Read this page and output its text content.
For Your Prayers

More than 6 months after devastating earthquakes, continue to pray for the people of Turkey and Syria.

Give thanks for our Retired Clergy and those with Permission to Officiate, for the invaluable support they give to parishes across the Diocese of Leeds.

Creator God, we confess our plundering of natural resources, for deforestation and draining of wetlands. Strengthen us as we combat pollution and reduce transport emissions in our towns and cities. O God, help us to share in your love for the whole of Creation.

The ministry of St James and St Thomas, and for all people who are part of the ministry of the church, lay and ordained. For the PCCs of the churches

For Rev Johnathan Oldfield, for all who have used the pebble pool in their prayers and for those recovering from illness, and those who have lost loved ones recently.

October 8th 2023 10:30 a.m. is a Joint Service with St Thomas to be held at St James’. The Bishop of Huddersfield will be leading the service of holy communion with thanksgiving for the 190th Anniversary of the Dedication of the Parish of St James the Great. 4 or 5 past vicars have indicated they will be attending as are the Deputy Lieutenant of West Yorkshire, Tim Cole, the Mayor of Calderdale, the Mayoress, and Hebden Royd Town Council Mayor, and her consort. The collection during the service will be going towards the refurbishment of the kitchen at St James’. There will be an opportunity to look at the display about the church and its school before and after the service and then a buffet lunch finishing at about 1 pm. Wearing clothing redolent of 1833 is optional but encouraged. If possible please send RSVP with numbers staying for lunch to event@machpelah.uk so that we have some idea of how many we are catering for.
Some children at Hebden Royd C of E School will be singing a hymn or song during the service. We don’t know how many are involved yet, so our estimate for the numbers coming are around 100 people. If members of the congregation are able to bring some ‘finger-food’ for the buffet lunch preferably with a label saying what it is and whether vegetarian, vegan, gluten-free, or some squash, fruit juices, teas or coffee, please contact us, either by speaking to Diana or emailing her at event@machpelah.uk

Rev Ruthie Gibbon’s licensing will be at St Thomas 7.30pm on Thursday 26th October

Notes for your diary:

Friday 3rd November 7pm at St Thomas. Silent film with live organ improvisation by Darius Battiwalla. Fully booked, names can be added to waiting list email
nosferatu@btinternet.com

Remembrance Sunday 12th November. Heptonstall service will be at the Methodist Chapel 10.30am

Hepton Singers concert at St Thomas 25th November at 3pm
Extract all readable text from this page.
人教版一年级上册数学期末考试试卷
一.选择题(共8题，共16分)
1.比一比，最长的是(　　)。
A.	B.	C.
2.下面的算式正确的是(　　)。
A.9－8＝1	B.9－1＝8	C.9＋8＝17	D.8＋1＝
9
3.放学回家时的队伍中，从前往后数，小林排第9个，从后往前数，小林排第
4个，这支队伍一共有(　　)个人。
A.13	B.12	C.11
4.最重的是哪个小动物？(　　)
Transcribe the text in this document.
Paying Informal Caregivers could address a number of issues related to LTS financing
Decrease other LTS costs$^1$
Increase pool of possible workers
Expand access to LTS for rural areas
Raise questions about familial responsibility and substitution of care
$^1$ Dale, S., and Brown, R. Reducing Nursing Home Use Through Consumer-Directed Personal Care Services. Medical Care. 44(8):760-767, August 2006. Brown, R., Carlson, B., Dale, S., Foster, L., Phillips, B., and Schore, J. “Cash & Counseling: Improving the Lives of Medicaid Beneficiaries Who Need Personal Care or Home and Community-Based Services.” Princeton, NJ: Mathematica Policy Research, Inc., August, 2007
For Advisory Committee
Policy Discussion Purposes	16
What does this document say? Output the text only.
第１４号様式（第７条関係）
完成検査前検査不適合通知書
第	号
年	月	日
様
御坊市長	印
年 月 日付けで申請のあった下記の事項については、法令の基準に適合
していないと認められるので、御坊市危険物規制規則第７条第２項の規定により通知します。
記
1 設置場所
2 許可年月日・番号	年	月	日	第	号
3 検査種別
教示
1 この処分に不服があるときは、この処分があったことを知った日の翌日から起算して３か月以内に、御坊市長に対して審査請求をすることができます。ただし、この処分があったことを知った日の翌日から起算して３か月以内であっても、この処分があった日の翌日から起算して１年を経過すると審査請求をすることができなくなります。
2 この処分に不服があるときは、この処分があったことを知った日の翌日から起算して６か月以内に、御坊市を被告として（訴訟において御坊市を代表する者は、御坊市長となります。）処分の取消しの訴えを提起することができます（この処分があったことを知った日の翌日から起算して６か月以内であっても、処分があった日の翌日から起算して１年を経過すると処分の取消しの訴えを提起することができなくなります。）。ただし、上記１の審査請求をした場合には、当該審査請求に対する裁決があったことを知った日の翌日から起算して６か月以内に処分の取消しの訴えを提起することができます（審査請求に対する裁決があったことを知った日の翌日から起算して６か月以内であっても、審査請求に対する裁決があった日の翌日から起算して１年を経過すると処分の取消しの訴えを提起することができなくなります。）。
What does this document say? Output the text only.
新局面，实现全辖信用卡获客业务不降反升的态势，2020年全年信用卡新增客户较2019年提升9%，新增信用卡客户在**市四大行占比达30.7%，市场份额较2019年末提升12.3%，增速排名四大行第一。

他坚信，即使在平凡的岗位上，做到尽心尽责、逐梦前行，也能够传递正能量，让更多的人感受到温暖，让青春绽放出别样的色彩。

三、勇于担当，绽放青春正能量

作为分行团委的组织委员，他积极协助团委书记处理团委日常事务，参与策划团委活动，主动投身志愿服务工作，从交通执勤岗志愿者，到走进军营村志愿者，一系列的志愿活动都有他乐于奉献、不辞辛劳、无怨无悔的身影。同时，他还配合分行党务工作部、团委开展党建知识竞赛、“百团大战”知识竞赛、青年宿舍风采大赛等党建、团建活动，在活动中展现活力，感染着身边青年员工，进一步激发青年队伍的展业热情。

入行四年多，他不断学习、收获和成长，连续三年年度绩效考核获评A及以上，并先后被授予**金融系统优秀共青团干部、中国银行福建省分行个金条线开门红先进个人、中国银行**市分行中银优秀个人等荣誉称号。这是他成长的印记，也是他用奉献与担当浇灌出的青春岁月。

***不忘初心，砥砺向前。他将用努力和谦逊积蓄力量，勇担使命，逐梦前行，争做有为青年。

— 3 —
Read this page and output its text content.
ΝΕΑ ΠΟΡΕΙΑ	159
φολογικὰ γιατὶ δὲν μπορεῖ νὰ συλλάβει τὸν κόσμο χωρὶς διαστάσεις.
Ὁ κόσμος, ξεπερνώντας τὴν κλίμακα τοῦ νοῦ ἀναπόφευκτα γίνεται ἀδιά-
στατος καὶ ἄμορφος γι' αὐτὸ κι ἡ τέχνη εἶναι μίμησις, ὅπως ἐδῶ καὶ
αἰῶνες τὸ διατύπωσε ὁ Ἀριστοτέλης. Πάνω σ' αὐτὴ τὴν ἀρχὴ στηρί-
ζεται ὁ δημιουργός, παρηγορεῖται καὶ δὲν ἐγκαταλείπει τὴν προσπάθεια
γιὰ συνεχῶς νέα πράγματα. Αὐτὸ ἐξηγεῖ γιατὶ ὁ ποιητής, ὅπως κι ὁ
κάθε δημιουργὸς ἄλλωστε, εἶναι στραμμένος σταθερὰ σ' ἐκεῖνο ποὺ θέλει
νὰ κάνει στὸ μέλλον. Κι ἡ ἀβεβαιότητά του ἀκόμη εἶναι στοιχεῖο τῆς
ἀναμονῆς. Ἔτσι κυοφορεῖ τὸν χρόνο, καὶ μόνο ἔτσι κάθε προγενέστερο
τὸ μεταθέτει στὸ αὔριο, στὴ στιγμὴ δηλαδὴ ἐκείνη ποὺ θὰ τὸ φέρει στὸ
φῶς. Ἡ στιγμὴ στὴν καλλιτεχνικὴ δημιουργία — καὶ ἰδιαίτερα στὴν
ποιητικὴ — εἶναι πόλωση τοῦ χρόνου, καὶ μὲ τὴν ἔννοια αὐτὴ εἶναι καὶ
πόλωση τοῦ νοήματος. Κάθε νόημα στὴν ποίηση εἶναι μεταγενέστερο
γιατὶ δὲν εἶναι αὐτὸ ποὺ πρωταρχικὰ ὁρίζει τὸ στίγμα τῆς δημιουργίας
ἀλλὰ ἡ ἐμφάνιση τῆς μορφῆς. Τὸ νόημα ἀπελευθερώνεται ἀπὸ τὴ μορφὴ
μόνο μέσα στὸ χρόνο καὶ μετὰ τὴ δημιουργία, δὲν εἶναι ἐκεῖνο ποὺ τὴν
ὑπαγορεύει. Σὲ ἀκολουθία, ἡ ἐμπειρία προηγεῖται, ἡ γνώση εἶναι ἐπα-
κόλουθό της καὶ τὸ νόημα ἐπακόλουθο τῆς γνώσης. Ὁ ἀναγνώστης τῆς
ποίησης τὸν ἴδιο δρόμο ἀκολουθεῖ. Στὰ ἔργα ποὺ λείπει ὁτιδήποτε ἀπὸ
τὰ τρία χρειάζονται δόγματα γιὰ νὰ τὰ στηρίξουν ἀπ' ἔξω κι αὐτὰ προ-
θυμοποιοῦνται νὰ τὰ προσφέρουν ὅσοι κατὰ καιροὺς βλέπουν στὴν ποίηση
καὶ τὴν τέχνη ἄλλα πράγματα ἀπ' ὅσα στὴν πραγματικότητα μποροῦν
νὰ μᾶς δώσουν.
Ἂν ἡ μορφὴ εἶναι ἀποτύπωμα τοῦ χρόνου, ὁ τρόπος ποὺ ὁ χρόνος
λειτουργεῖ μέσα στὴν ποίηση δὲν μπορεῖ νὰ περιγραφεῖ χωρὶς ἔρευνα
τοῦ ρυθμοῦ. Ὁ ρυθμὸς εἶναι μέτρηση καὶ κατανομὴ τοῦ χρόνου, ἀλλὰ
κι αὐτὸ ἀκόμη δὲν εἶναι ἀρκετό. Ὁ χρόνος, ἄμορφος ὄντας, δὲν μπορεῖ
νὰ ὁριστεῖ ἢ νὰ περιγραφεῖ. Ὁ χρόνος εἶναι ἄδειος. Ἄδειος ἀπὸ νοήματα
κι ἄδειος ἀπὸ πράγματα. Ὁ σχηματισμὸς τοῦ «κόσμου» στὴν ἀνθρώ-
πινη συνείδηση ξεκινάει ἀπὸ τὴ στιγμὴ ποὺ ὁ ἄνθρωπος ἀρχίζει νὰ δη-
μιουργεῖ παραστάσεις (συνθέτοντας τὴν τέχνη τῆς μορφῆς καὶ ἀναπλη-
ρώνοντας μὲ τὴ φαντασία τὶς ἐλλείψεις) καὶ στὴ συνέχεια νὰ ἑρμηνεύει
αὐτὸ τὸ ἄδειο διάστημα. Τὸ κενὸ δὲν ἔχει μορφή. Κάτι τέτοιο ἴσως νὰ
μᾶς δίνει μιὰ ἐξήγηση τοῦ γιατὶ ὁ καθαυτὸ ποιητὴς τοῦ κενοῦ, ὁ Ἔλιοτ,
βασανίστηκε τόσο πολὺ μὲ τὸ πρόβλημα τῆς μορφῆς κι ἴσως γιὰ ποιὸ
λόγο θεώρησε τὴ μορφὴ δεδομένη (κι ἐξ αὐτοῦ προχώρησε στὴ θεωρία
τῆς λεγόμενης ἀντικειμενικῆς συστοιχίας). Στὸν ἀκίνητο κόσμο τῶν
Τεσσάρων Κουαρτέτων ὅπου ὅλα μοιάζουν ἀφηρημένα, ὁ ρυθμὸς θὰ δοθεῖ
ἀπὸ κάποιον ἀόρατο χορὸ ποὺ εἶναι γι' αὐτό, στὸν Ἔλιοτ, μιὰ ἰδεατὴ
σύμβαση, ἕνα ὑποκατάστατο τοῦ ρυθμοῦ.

----

Your goal:
From the entries above, collect every line with the string "μορφῆς" in it.

Full answer:
ἀλλὰ ἡ ἐμφάνιση τῆς μορφῆς. Τὸ νόημα ἀπελευθερώνεται ἀπὸ τὴ μορφὴ
μιουργεῖ παραστάσεις (συνθέτοντας τὴν τέχνη τῆς μορφῆς καὶ ἀναπλη-
βασανίστηκε τόσο πολὺ μὲ τὸ πρόβλημα τῆς μορφῆς κι ἴσως γιὰ ποιὸ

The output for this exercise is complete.